Study material:

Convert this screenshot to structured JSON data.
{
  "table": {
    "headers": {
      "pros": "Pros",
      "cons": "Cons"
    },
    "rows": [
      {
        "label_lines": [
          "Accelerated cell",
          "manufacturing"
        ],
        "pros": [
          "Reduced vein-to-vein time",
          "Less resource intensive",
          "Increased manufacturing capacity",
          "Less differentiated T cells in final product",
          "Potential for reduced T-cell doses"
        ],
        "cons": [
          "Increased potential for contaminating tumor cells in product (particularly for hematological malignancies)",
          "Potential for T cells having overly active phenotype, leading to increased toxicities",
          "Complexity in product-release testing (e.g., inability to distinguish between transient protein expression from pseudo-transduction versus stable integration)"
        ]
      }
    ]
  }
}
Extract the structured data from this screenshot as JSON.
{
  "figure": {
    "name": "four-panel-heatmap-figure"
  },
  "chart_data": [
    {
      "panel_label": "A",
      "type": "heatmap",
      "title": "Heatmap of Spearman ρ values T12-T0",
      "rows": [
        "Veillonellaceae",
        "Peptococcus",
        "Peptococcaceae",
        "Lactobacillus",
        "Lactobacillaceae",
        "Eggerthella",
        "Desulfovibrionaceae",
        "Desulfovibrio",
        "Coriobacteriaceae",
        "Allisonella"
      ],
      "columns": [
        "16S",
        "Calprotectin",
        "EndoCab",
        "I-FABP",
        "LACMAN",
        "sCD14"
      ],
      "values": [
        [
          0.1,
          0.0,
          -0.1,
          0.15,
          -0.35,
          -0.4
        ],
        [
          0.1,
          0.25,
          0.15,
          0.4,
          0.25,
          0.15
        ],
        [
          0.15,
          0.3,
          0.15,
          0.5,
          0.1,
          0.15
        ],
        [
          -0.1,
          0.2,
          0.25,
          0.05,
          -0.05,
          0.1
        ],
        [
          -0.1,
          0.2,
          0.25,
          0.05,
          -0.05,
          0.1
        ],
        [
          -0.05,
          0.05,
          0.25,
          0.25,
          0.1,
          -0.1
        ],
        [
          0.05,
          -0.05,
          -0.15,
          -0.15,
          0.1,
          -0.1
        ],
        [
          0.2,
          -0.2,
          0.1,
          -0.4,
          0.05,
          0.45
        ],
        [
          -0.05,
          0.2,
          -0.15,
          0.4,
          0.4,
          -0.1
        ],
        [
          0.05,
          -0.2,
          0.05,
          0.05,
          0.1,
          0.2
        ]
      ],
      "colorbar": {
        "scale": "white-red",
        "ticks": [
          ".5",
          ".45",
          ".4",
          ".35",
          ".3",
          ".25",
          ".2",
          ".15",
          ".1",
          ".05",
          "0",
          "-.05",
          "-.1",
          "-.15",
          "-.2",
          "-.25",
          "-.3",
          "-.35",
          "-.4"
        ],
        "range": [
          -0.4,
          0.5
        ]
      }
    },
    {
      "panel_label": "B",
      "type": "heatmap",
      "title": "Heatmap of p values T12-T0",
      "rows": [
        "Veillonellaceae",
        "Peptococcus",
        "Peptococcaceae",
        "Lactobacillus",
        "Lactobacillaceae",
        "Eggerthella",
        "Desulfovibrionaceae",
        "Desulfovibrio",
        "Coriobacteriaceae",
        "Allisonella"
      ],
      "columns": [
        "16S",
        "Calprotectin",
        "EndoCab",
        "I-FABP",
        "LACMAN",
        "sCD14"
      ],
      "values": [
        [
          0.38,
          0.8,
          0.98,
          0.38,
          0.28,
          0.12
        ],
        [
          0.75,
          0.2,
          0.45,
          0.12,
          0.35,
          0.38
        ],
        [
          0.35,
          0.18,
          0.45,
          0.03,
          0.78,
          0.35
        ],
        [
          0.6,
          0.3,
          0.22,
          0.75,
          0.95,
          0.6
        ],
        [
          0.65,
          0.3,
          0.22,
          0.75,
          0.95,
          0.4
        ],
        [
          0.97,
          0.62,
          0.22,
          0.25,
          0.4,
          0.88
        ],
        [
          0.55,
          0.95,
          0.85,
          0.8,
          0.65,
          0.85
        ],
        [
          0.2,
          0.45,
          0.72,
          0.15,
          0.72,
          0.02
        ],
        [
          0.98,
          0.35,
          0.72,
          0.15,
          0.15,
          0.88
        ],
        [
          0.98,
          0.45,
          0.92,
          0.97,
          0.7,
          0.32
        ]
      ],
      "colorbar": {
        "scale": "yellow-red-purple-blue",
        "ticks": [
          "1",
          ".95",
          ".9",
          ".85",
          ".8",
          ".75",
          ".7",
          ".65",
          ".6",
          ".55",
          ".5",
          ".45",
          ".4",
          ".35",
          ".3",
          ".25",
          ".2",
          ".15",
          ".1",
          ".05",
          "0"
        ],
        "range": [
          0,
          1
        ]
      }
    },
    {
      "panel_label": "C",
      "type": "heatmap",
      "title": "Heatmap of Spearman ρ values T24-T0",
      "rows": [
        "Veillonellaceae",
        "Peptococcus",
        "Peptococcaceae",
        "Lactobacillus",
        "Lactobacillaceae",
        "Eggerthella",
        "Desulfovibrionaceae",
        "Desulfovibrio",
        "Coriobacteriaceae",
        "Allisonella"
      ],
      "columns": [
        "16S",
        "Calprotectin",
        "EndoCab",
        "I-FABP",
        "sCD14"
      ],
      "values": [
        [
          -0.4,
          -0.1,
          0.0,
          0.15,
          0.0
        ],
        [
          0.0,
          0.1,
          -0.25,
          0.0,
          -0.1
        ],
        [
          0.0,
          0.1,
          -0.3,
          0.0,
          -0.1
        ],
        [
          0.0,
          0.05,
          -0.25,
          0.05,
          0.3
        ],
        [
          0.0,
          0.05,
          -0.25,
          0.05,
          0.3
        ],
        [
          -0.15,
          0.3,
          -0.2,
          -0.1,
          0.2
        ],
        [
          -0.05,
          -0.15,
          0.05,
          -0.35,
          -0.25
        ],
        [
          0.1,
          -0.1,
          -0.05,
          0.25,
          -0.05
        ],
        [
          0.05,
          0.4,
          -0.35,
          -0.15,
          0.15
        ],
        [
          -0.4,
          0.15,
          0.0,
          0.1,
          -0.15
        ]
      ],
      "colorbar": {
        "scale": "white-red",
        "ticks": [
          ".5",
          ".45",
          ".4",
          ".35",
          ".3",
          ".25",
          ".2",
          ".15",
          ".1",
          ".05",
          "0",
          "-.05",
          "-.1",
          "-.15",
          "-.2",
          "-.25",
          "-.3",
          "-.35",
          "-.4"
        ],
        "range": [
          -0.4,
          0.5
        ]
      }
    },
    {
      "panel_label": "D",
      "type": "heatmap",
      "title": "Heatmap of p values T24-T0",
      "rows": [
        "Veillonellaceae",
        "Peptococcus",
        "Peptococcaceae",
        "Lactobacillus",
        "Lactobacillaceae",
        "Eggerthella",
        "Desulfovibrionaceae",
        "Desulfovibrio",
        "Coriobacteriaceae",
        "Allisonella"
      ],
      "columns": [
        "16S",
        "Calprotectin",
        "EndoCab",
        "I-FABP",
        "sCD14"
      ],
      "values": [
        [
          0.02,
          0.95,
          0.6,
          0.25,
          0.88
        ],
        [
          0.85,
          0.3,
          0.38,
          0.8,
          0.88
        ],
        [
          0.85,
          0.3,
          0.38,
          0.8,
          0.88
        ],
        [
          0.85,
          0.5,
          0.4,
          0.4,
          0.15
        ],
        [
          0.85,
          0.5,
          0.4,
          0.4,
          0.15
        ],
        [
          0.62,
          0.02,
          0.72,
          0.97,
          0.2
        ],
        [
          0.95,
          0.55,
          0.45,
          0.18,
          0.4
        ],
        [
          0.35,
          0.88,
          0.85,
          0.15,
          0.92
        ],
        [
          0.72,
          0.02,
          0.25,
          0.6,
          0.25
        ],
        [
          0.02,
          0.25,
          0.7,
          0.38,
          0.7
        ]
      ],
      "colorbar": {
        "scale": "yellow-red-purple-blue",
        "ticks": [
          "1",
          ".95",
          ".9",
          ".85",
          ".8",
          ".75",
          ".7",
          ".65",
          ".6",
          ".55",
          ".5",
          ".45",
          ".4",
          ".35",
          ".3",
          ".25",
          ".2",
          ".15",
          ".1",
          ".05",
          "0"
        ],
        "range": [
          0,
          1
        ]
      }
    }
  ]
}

What is being asked:
Please count the lines in the records that contain "screenshot" and reply with the count alone.

Solution to the problem:
2